* INSTRUCTIONS FOR THE TASK
How many lines in this material include the string "أحمد"? Answer with the number and nothing further.
=== RECORDS ===
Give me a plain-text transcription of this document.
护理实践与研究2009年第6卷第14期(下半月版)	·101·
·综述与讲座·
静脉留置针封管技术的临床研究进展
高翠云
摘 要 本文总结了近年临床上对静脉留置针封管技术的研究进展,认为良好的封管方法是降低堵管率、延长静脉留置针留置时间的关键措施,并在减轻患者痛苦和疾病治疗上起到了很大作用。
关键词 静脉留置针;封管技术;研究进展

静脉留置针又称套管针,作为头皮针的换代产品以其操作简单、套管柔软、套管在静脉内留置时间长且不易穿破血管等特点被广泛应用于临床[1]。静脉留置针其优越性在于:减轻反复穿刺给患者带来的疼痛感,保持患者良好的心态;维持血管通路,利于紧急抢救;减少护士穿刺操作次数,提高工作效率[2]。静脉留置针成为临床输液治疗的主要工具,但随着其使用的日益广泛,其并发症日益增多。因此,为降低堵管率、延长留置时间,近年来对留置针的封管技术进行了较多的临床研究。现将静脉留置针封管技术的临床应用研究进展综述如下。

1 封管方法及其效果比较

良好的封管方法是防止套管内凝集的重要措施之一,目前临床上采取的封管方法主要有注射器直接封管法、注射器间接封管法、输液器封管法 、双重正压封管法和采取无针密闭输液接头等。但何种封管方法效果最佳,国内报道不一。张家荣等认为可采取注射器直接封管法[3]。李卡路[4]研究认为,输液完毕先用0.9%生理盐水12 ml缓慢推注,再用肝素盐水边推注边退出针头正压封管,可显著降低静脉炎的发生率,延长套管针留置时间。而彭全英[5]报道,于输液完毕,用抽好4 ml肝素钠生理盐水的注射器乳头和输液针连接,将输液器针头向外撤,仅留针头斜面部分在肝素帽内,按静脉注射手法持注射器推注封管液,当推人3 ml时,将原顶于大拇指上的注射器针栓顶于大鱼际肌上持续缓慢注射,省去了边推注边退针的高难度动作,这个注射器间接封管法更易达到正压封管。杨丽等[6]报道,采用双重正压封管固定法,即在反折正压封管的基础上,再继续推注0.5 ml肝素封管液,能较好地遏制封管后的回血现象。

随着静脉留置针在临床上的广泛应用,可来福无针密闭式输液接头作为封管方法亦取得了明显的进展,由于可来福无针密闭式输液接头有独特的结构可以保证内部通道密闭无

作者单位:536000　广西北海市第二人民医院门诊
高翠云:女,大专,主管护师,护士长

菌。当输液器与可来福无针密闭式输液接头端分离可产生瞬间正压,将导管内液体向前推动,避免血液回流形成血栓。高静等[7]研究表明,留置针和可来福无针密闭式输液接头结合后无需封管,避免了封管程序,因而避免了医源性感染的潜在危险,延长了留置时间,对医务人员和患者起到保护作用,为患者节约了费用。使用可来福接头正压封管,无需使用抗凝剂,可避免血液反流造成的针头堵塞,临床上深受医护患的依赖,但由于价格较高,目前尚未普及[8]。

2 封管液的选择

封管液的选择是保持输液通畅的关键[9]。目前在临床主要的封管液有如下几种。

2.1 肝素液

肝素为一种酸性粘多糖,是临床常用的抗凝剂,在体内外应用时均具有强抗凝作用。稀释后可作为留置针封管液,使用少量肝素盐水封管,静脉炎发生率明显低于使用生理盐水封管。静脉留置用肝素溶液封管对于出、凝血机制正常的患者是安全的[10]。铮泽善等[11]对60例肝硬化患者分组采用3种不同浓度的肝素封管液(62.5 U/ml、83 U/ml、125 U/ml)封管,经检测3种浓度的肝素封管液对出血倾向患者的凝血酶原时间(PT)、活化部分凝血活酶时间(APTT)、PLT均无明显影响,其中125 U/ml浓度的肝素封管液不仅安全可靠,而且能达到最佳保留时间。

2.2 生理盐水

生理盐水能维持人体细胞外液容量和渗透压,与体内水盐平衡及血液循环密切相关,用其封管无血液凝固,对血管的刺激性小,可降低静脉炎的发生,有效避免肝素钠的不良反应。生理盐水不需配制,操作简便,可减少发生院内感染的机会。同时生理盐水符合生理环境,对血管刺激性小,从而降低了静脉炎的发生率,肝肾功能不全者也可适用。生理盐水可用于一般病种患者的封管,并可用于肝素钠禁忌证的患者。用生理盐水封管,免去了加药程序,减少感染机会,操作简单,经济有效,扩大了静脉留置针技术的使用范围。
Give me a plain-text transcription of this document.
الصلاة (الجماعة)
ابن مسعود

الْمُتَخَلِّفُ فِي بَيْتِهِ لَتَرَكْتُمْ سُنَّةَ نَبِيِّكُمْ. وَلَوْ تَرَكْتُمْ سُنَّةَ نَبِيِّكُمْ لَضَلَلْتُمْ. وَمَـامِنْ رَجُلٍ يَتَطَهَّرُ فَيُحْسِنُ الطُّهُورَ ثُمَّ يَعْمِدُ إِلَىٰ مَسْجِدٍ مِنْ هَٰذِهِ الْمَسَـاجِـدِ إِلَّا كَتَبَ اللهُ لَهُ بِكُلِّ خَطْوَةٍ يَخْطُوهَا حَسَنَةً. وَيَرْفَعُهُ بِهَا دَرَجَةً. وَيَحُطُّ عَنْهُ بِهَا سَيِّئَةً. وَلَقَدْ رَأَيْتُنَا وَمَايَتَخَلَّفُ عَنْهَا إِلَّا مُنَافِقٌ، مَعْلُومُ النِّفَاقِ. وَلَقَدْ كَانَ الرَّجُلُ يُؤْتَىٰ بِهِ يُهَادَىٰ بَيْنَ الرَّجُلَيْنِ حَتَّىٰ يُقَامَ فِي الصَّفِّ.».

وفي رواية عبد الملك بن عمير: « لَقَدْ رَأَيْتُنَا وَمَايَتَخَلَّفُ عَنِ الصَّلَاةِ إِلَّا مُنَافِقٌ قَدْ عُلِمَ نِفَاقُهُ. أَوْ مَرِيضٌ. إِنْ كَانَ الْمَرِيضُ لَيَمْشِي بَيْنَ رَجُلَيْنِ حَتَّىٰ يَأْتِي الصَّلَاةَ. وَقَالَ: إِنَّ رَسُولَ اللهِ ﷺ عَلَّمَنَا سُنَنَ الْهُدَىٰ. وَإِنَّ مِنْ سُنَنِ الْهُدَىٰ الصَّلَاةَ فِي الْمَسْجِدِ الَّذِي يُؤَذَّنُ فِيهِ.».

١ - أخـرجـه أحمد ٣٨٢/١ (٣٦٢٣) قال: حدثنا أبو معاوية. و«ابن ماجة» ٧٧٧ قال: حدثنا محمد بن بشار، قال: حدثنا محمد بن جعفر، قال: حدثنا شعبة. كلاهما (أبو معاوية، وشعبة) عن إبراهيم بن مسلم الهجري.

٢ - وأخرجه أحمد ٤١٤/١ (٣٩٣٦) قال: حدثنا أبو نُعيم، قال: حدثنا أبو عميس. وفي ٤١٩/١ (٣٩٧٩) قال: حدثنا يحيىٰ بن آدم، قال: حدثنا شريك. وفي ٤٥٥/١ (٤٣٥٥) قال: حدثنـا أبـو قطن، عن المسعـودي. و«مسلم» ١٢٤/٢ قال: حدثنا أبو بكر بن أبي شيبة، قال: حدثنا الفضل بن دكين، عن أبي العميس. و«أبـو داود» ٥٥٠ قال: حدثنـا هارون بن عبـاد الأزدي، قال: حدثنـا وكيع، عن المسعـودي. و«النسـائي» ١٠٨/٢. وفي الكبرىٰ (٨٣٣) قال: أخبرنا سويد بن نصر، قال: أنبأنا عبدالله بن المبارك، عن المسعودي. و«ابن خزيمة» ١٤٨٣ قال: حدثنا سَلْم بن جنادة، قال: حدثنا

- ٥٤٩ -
===
* RESULT OF THIS TASK
2